╭──
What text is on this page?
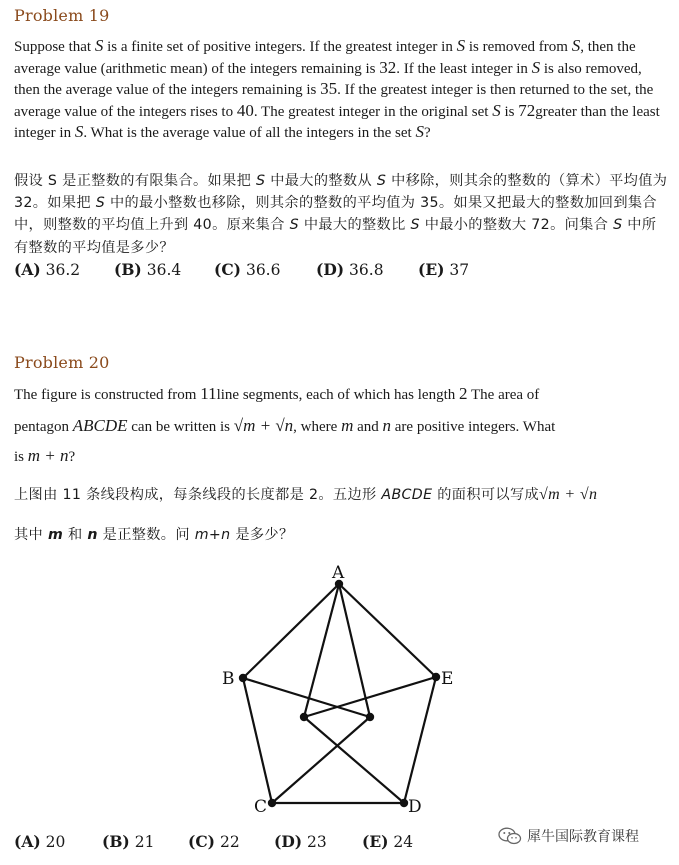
Problem 19

Suppose that S is a finite set of positive integers. If the greatest integer in S is removed from S, then the average value (arithmetic mean) of the integers remaining is 32. If the least integer in S is also removed, then the average value of the integers remaining is 35. If the greatest integer is then returned to the set, the average value of the integers rises to 40. The greatest integer in the original set S is 72greater than the least integer in S. What is the average value of all the integers in the set S?

假设 S 是正整数的有限集合。如果把 S 中最大的整数从 S 中移除，则其余的整数的（算术）平均值为 32。如果把 S 中的最小整数也移除，则其余的整数的平均值为 35。如果又把最大的整数加回到集合中，则整数的平均值上升到 40。原来集合 S 中最大的整数比 S 中最小的整数大 72。问集合 S 中所有整数的平均值是多少？

(A) 36.2	(B) 36.4	(C) 36.6	(D) 36.8	(E) 37
Problem 20
The figure is constructed from 11line segments, each of which has length 2 The area of
pentagon ABCDE can be written is √m + √n, where m and n are positive integers. What
is m + n?
上图由 11 条线段构成，每条线段的长度都是 2。五边形 ABCDE 的面积可以写成√m + √n
其中 m 和 n 是正整数。问 m+n 是多少？
A
B	E
C	D
(A) 20	(B) 21	(C) 22	(D) 23	(E) 24	犀牛国际教育课程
╰──
## Task brief
Every line above should be returned word for word, with the pictures left behind.

## Reply to the exercise
What text is on this page?
Problem 19

Suppose that S is a finite set of positive integers. If the greatest integer in S is removed from S, then the average value (arithmetic mean) of the integers remaining is 32. If the least integer in S is also removed, then the average value of the integers remaining is 35. If the greatest integer is then returned to the set, the average value of the integers rises to 40. The greatest integer in the original set S is 72greater than the least integer in S. What is the average value of all the integers in the set S?

假设 S 是正整数的有限集合。如果把 S 中最大的整数从 S 中移除，则其余的整数的（算术）平均值为 32。如果把 S 中的最小整数也移除，则其余的整数的平均值为 35。如果又把最大的整数加回到集合中，则整数的平均值上升到 40。原来集合 S 中最大的整数比 S 中最小的整数大 72。问集合 S 中所有整数的平均值是多少？

(A) 36.2	(B) 36.4	(C) 36.6	(D) 36.8	(E) 37
Problem 20
The figure is constructed from 11line segments, each of which has length 2 The area of
pentagon ABCDE can be written is √m + √n, where m and n are positive integers. What
is m + n?
上图由 11 条线段构成，每条线段的长度都是 2。五边形 ABCDE 的面积可以写成√m + √n
其中 m 和 n 是正整数。问 m+n 是多少？
A
B	E
C	D
(A) 20	(B) 21	(C) 22	(D) 23	(E) 24	犀牛国际教育课程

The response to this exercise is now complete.